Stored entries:

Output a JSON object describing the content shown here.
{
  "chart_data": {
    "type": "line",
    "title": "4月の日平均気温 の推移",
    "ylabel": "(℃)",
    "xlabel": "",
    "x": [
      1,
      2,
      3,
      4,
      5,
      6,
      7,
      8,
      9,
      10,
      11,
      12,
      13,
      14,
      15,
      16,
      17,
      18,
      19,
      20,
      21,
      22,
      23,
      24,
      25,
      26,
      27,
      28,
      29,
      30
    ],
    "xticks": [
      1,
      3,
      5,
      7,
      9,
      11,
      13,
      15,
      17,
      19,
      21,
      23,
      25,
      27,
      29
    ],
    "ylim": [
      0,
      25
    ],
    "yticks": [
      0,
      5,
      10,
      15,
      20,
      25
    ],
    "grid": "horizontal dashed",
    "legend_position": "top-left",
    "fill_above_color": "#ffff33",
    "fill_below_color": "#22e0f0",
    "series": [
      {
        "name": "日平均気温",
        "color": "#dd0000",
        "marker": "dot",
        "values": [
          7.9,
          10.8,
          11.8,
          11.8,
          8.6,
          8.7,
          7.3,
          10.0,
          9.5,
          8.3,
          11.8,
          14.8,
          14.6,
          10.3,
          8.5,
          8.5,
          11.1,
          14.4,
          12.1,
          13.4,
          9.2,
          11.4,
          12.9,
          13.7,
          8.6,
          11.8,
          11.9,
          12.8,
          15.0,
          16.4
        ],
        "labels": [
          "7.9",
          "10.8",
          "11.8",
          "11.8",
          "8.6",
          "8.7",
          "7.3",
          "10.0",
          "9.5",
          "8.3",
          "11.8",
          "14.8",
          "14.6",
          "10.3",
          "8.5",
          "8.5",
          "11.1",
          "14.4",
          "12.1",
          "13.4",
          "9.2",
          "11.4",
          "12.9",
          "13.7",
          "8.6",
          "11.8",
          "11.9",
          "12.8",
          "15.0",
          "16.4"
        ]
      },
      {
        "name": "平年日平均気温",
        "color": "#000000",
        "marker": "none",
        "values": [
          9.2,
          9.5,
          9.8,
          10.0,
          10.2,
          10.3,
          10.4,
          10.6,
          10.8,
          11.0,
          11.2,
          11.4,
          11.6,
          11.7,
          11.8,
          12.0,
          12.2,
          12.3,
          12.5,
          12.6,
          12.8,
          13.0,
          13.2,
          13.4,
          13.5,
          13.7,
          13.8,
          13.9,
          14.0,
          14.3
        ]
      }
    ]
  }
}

= WHAT TO WORK ON =
Make an exact copy of every entry.

= RESPONSE =
Output a JSON object describing the content shown here.
{
  "chart_data": {
    "type": "line",
    "title": "4月の日平均気温 の推移",
    "ylabel": "(℃)",
    "xlabel": "",
    "x": [
      1,
      2,
      3,
      4,
      5,
      6,
      7,
      8,
      9,
      10,
      11,
      12,
      13,
      14,
      15,
      16,
      17,
      18,
      19,
      20,
      21,
      22,
      23,
      24,
      25,
      26,
      27,
      28,
      29,
      30
    ],
    "xticks": [
      1,
      3,
      5,
      7,
      9,
      11,
      13,
      15,
      17,
      19,
      21,
      23,
      25,
      27,
      29
    ],
    "ylim": [
      0,
      25
    ],
    "yticks": [
      0,
      5,
      10,
      15,
      20,
      25
    ],
    "grid": "horizontal dashed",
    "legend_position": "top-left",
    "fill_above_color": "#ffff33",
    "fill_below_color": "#22e0f0",
    "series": [
      {
        "name": "日平均気温",
        "color": "#dd0000",
        "marker": "dot",
        "values": [
          7.9,
          10.8,
          11.8,
          11.8,
          8.6,
          8.7,
          7.3,
          10.0,
          9.5,
          8.3,
          11.8,
          14.8,
          14.6,
          10.3,
          8.5,
          8.5,
          11.1,
          14.4,
          12.1,
          13.4,
          9.2,
          11.4,
          12.9,
          13.7,
          8.6,
          11.8,
          11.9,
          12.8,
          15.0,
          16.4
        ],
        "labels": [
          "7.9",
          "10.8",
          "11.8",
          "11.8",
          "8.6",
          "8.7",
          "7.3",
          "10.0",
          "9.5",
          "8.3",
          "11.8",
          "14.8",
          "14.6",
          "10.3",
          "8.5",
          "8.5",
          "11.1",
          "14.4",
          "12.1",
          "13.4",
          "9.2",
          "11.4",
          "12.9",
          "13.7",
          "8.6",
          "11.8",
          "11.9",
          "12.8",
          "15.0",
          "16.4"
        ]
      },
      {
        "name": "平年日平均気温",
        "color": "#000000",
        "marker": "none",
        "values": [
          9.2,
          9.5,
          9.8,
          10.0,
          10.2,
          10.3,
          10.4,
          10.6,
          10.8,
          11.0,
          11.2,
          11.4,
          11.6,
          11.7,
          11.8,
          12.0,
          12.2,
          12.3,
          12.5,
          12.6,
          12.8,
          13.0,
          13.2,
          13.4,
          13.5,
          13.7,
          13.8,
          13.9,
          14.0,
          14.3
        ]
      }
    ]
  }
}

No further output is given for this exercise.